Every record below is to be retyped exactly.

## Extracted material
-*-
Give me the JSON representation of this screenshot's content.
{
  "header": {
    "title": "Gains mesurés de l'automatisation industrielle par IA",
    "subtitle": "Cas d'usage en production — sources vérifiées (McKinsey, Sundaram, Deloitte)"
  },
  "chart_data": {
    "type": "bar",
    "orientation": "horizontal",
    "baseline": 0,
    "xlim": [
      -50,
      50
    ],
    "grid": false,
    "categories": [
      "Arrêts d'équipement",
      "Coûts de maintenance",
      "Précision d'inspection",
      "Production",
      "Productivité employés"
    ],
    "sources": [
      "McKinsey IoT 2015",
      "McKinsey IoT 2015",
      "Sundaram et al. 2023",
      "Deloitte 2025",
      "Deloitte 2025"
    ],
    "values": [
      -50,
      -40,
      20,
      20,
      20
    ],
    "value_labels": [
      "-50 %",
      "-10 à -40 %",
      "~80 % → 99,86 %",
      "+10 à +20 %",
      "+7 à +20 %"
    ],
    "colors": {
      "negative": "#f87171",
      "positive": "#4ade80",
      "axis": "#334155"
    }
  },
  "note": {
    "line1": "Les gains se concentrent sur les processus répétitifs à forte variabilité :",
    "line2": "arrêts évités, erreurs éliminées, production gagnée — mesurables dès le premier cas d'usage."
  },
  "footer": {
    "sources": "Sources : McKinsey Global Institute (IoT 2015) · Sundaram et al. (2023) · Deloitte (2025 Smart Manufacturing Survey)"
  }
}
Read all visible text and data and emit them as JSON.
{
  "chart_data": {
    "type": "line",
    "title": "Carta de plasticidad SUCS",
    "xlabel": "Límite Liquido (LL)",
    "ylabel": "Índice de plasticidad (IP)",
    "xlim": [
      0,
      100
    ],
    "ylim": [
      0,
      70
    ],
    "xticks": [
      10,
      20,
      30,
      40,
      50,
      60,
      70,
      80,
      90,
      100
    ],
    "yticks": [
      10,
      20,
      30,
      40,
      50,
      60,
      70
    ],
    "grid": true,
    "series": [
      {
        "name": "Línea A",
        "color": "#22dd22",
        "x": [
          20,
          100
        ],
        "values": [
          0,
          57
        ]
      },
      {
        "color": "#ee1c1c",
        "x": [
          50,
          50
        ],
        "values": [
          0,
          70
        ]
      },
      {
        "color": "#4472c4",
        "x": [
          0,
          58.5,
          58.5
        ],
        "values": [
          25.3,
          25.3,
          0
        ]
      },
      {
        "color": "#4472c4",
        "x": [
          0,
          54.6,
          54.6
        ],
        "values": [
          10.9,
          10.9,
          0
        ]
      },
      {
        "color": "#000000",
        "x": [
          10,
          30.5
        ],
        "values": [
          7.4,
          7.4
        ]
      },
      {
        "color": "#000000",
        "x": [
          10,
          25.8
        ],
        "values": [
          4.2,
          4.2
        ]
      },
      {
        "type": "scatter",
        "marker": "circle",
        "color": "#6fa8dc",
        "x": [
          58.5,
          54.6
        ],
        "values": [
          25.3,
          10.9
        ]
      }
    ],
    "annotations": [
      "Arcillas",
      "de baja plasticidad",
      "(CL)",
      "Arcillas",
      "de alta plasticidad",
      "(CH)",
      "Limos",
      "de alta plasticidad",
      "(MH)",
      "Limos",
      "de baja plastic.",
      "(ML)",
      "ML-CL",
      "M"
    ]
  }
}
-*-
## Task response
Give me the JSON representation of this screenshot's content.
{
  "header": {
    "title": "Gains mesurés de l'automatisation industrielle par IA",
    "subtitle": "Cas d'usage en production — sources vérifiées (McKinsey, Sundaram, Deloitte)"
  },
  "chart_data": {
    "type": "bar",
    "orientation": "horizontal",
    "baseline": 0,
    "xlim": [
      -50,
      50
    ],
    "grid": false,
    "categories": [
      "Arrêts d'équipement",
      "Coûts de maintenance",
      "Précision d'inspection",
      "Production",
      "Productivité employés"
    ],
    "sources": [
      "McKinsey IoT 2015",
      "McKinsey IoT 2015",
      "Sundaram et al. 2023",
      "Deloitte 2025",
      "Deloitte 2025"
    ],
    "values": [
      -50,
      -40,
      20,
      20,
      20
    ],
    "value_labels": [
      "-50 %",
      "-10 à -40 %",
      "~80 % → 99,86 %",
      "+10 à +20 %",
      "+7 à +20 %"
    ],
    "colors": {
      "negative": "#f87171",
      "positive": "#4ade80",
      "axis": "#334155"
    }
  },
  "note": {
    "line1": "Les gains se concentrent sur les processus répétitifs à forte variabilité :",
    "line2": "arrêts évités, erreurs éliminées, production gagnée — mesurables dès le premier cas d'usage."
  },
  "footer": {
    "sources": "Sources : McKinsey Global Institute (IoT 2015) · Sundaram et al. (2023) · Deloitte (2025 Smart Manufacturing Survey)"
  }
}
Read all visible text and data and emit them as JSON.
{
  "chart_data": {
    "type": "line",
    "title": "Carta de plasticidad SUCS",
    "xlabel": "Límite Liquido (LL)",
    "ylabel": "Índice de plasticidad (IP)",
    "xlim": [
      0,
      100
    ],
    "ylim": [
      0,
      70
    ],
    "xticks": [
      10,
      20,
      30,
      40,
      50,
      60,
      70,
      80,
      90,
      100
    ],
    "yticks": [
      10,
      20,
      30,
      40,
      50,
      60,
      70
    ],
    "grid": true,
    "series": [
      {
        "name": "Línea A",
        "color": "#22dd22",
        "x": [
          20,
          100
        ],
        "values": [
          0,
          57
        ]
      },
      {
        "color": "#ee1c1c",
        "x": [
          50,
          50
        ],
        "values": [
          0,
          70
        ]
      },
      {
        "color": "#4472c4",
        "x": [
          0,
          58.5,
          58.5
        ],
        "values": [
          25.3,
          25.3,
          0
        ]
      },
      {
        "color": "#4472c4",
        "x": [
          0,
          54.6,
          54.6
        ],
        "values": [
          10.9,
          10.9,
          0
        ]
      },
      {
        "color": "#000000",
        "x": [
          10,
          30.5
        ],
        "values": [
          7.4,
          7.4
        ]
      },
      {
        "color": "#000000",
        "x": [
          10,
          25.8
        ],
        "values": [
          4.2,
          4.2
        ]
      },
      {
        "type": "scatter",
        "marker": "circle",
        "color": "#6fa8dc",
        "x": [
          58.5,
          54.6
        ],
        "values": [
          25.3,
          10.9
        ]
      }
    ],
    "annotations": [
      "Arcillas",
      "de baja plasticidad",
      "(CL)",
      "Arcillas",
      "de alta plasticidad",
      "(CH)",
      "Limos",
      "de alta plasticidad",
      "(MH)",
      "Limos",
      "de baja plastic.",
      "(ML)",
      "ML-CL",
      "M"
    ]
  }
}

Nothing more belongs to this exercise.